# REQUIRED WORK:
Copy out the listing exactly.

# EXERCISE INPUTS:

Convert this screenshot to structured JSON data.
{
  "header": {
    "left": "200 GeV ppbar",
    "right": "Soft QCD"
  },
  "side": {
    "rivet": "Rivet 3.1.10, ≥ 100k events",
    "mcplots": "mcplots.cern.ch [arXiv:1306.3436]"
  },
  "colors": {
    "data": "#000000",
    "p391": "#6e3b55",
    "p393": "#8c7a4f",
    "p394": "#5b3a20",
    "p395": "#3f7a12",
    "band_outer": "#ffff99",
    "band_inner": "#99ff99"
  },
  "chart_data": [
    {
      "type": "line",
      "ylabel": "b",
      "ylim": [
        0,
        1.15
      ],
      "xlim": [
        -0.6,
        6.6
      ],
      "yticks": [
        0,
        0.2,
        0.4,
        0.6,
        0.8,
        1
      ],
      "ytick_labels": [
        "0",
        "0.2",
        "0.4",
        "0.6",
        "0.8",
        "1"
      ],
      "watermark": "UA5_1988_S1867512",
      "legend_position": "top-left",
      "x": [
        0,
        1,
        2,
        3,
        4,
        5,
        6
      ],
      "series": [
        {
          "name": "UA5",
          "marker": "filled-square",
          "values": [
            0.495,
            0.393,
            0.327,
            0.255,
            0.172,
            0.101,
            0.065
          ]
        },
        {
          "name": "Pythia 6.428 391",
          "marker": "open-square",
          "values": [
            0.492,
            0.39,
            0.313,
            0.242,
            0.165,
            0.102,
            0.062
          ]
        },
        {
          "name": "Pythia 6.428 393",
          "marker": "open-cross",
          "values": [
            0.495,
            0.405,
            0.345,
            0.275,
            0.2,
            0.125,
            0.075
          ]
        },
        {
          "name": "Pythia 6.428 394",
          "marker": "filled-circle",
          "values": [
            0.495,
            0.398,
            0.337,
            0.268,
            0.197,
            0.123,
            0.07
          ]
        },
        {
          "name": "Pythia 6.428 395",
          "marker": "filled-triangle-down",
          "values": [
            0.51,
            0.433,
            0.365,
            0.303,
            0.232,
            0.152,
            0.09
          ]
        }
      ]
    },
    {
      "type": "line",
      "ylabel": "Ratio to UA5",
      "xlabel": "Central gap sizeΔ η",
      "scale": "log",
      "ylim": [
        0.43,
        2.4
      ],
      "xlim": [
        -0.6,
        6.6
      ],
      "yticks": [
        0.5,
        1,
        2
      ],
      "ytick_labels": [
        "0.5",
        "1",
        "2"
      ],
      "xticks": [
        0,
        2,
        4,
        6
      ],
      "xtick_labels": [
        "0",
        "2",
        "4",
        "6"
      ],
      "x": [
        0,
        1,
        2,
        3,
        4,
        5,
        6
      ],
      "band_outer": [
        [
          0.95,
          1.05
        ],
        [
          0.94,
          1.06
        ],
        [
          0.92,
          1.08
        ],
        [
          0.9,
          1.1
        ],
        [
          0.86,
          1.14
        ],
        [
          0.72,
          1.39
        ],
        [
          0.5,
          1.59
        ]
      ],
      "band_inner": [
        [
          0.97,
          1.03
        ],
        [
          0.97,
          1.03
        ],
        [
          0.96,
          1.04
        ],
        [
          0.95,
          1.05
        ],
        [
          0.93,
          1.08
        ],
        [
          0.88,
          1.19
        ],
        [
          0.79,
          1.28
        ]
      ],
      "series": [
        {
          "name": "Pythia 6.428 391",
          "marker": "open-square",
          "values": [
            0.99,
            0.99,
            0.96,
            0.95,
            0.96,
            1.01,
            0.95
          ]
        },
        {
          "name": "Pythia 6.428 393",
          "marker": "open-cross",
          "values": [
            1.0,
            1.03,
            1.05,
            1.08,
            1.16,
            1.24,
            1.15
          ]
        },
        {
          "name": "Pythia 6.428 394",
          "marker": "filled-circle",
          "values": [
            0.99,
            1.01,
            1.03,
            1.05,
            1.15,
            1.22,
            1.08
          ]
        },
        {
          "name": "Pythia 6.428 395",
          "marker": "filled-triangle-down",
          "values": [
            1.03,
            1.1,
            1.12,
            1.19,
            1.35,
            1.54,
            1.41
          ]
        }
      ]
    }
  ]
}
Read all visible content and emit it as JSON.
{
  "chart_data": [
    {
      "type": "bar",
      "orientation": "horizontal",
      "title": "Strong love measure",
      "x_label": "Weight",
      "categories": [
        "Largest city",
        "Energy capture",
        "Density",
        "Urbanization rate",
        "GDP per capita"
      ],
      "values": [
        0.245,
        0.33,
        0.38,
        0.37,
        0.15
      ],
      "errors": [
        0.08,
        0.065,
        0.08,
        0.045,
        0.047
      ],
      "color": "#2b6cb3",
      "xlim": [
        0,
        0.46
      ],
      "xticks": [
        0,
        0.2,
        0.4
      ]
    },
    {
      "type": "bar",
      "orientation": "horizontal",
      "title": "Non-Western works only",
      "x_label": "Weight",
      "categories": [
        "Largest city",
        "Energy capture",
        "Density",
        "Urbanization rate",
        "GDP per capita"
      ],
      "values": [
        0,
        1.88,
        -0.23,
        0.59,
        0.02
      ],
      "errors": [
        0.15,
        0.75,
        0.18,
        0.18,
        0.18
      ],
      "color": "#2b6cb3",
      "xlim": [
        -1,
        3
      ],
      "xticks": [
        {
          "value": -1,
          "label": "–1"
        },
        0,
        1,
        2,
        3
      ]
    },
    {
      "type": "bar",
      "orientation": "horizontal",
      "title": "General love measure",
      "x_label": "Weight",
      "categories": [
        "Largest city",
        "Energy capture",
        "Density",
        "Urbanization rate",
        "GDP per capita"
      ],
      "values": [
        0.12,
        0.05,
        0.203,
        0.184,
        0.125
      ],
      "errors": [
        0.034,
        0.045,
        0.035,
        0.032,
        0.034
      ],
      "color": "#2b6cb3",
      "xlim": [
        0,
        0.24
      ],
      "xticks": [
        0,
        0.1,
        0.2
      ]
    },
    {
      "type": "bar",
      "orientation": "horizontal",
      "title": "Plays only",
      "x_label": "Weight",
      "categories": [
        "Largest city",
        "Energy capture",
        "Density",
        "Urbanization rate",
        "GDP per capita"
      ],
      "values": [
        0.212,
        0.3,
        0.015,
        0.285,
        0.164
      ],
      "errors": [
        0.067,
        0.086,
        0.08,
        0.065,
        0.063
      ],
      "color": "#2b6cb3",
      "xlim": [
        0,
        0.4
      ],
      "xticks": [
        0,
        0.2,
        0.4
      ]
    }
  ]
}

# RESULT BELOW:
Convert this screenshot to structured JSON data.
{
  "header": {
    "left": "200 GeV ppbar",
    "right": "Soft QCD"
  },
  "side": {
    "rivet": "Rivet 3.1.10, ≥ 100k events",
    "mcplots": "mcplots.cern.ch [arXiv:1306.3436]"
  },
  "colors": {
    "data": "#000000",
    "p391": "#6e3b55",
    "p393": "#8c7a4f",
    "p394": "#5b3a20",
    "p395": "#3f7a12",
    "band_outer": "#ffff99",
    "band_inner": "#99ff99"
  },
  "chart_data": [
    {
      "type": "line",
      "ylabel": "b",
      "ylim": [
        0,
        1.15
      ],
      "xlim": [
        -0.6,
        6.6
      ],
      "yticks": [
        0,
        0.2,
        0.4,
        0.6,
        0.8,
        1
      ],
      "ytick_labels": [
        "0",
        "0.2",
        "0.4",
        "0.6",
        "0.8",
        "1"
      ],
      "watermark": "UA5_1988_S1867512",
      "legend_position": "top-left",
      "x": [
        0,
        1,
        2,
        3,
        4,
        5,
        6
      ],
      "series": [
        {
          "name": "UA5",
          "marker": "filled-square",
          "values": [
            0.495,
            0.393,
            0.327,
            0.255,
            0.172,
            0.101,
            0.065
          ]
        },
        {
          "name": "Pythia 6.428 391",
          "marker": "open-square",
          "values": [
            0.492,
            0.39,
            0.313,
            0.242,
            0.165,
            0.102,
            0.062
          ]
        },
        {
          "name": "Pythia 6.428 393",
          "marker": "open-cross",
          "values": [
            0.495,
            0.405,
            0.345,
            0.275,
            0.2,
            0.125,
            0.075
          ]
        },
        {
          "name": "Pythia 6.428 394",
          "marker": "filled-circle",
          "values": [
            0.495,
            0.398,
            0.337,
            0.268,
            0.197,
            0.123,
            0.07
          ]
        },
        {
          "name": "Pythia 6.428 395",
          "marker": "filled-triangle-down",
          "values": [
            0.51,
            0.433,
            0.365,
            0.303,
            0.232,
            0.152,
            0.09
          ]
        }
      ]
    },
    {
      "type": "line",
      "ylabel": "Ratio to UA5",
      "xlabel": "Central gap sizeΔ η",
      "scale": "log",
      "ylim": [
        0.43,
        2.4
      ],
      "xlim": [
        -0.6,
        6.6
      ],
      "yticks": [
        0.5,
        1,
        2
      ],
      "ytick_labels": [
        "0.5",
        "1",
        "2"
      ],
      "xticks": [
        0,
        2,
        4,
        6
      ],
      "xtick_labels": [
        "0",
        "2",
        "4",
        "6"
      ],
      "x": [
        0,
        1,
        2,
        3,
        4,
        5,
        6
      ],
      "band_outer": [
        [
          0.95,
          1.05
        ],
        [
          0.94,
          1.06
        ],
        [
          0.92,
          1.08
        ],
        [
          0.9,
          1.1
        ],
        [
          0.86,
          1.14
        ],
        [
          0.72,
          1.39
        ],
        [
          0.5,
          1.59
        ]
      ],
      "band_inner": [
        [
          0.97,
          1.03
        ],
        [
          0.97,
          1.03
        ],
        [
          0.96,
          1.04
        ],
        [
          0.95,
          1.05
        ],
        [
          0.93,
          1.08
        ],
        [
          0.88,
          1.19
        ],
        [
          0.79,
          1.28
        ]
      ],
      "series": [
        {
          "name": "Pythia 6.428 391",
          "marker": "open-square",
          "values": [
            0.99,
            0.99,
            0.96,
            0.95,
            0.96,
            1.01,
            0.95
          ]
        },
        {
          "name": "Pythia 6.428 393",
          "marker": "open-cross",
          "values": [
            1.0,
            1.03,
            1.05,
            1.08,
            1.16,
            1.24,
            1.15
          ]
        },
        {
          "name": "Pythia 6.428 394",
          "marker": "filled-circle",
          "values": [
            0.99,
            1.01,
            1.03,
            1.05,
            1.15,
            1.22,
            1.08
          ]
        },
        {
          "name": "Pythia 6.428 395",
          "marker": "filled-triangle-down",
          "values": [
            1.03,
            1.1,
            1.12,
            1.19,
            1.35,
            1.54,
            1.41
          ]
        }
      ]
    }
  ]
}
Read all visible content and emit it as JSON.
{
  "chart_data": [
    {
      "type": "bar",
      "orientation": "horizontal",
      "title": "Strong love measure",
      "x_label": "Weight",
      "categories": [
        "Largest city",
        "Energy capture",
        "Density",
        "Urbanization rate",
        "GDP per capita"
      ],
      "values": [
        0.245,
        0.33,
        0.38,
        0.37,
        0.15
      ],
      "errors": [
        0.08,
        0.065,
        0.08,
        0.045,
        0.047
      ],
      "color": "#2b6cb3",
      "xlim": [
        0,
        0.46
      ],
      "xticks": [
        0,
        0.2,
        0.4
      ]
    },
    {
      "type": "bar",
      "orientation": "horizontal",
      "title": "Non-Western works only",
      "x_label": "Weight",
      "categories": [
        "Largest city",
        "Energy capture",
        "Density",
        "Urbanization rate",
        "GDP per capita"
      ],
      "values": [
        0,
        1.88,
        -0.23,
        0.59,
        0.02
      ],
      "errors": [
        0.15,
        0.75,
        0.18,
        0.18,
        0.18
      ],
      "color": "#2b6cb3",
      "xlim": [
        -1,
        3
      ],
      "xticks": [
        {
          "value": -1,
          "label": "–1"
        },
        0,
        1,
        2,
        3
      ]
    },
    {
      "type": "bar",
      "orientation": "horizontal",
      "title": "General love measure",
      "x_label": "Weight",
      "categories": [
        "Largest city",
        "Energy capture",
        "Density",
        "Urbanization rate",
        "GDP per capita"
      ],
      "values": [
        0.12,
        0.05,
        0.203,
        0.184,
        0.125
      ],
      "errors": [
        0.034,
        0.045,
        0.035,
        0.032,
        0.034
      ],
      "color": "#2b6cb3",
      "xlim": [
        0,
        0.24
      ],
      "xticks": [
        0,
        0.1,
        0.2
      ]
    },
    {
      "type": "bar",
      "orientation": "horizontal",
      "title": "Plays only",
      "x_label": "Weight",
      "categories": [
        "Largest city",
        "Energy capture",
        "Density",
        "Urbanization rate",
        "GDP per capita"
      ],
      "values": [
        0.212,
        0.3,
        0.015,
        0.285,
        0.164
      ],
      "errors": [
        0.067,
        0.086,
        0.08,
        0.065,
        0.063
      ],
      "color": "#2b6cb3",
      "xlim": [
        0,
        0.4
      ],
      "xticks": [
        0,
        0.2,
        0.4
      ]
    }
  ]
}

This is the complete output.